TASK OBJECTIVE: Search the listing for the string "image" and copy every line that contains it.

══════════

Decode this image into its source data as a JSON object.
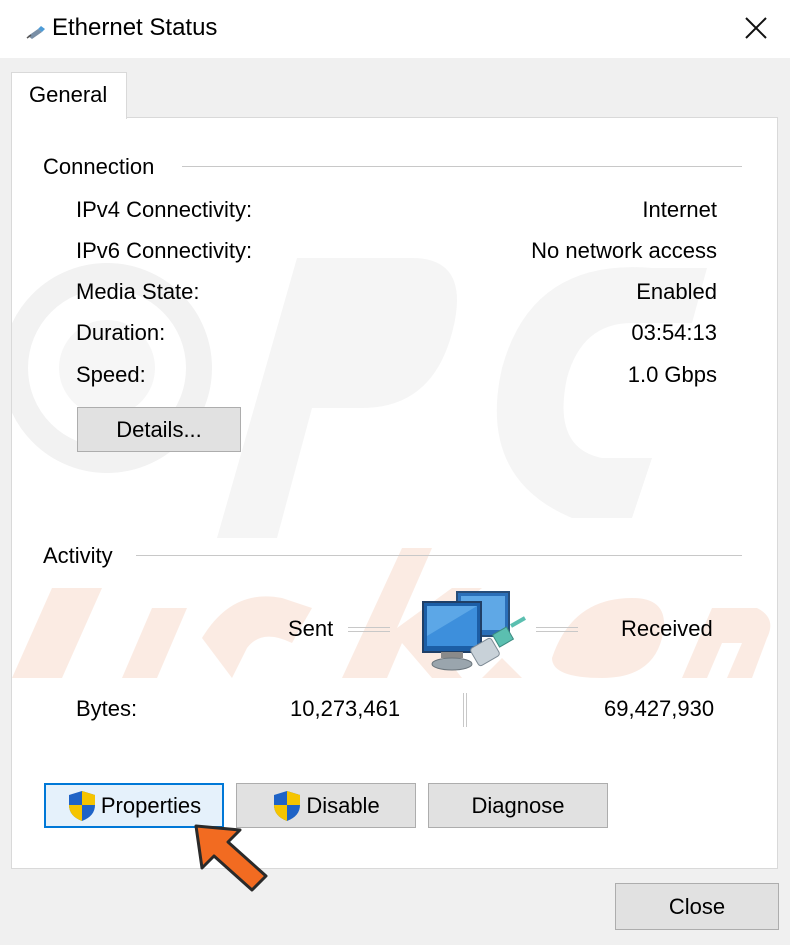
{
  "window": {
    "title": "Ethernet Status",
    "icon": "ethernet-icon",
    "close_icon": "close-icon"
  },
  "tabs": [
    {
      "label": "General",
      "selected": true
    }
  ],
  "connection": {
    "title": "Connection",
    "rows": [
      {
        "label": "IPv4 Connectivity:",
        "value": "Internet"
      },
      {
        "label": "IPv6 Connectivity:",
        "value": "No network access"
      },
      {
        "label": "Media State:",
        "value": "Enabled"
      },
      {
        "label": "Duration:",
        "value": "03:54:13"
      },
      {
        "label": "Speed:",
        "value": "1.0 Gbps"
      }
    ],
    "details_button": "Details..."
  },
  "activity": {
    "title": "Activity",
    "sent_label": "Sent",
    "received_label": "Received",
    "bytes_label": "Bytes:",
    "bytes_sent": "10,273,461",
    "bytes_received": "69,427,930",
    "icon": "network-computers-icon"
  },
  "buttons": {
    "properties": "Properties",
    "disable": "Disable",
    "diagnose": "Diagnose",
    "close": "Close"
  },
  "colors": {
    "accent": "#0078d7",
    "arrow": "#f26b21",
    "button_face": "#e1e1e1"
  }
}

══════════

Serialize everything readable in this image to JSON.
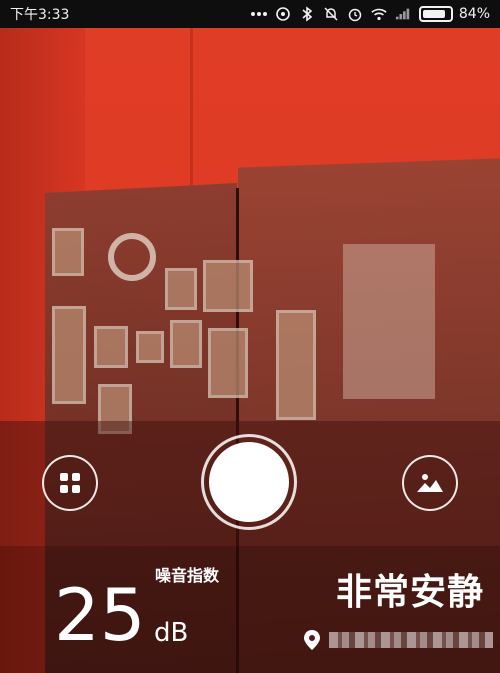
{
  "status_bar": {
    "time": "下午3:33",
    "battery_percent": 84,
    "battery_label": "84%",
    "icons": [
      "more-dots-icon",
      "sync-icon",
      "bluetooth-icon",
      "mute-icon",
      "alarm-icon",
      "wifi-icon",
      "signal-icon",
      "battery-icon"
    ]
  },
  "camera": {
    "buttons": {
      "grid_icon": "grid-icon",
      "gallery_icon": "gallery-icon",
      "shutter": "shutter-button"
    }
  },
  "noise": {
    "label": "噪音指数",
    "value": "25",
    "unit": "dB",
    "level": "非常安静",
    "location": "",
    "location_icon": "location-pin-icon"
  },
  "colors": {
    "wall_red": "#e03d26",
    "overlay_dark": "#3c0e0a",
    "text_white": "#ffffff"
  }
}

══════════

FINISHED EXERCISE:
Decode this image into its source data as a JSON object.
Serialize everything readable in this image to JSON.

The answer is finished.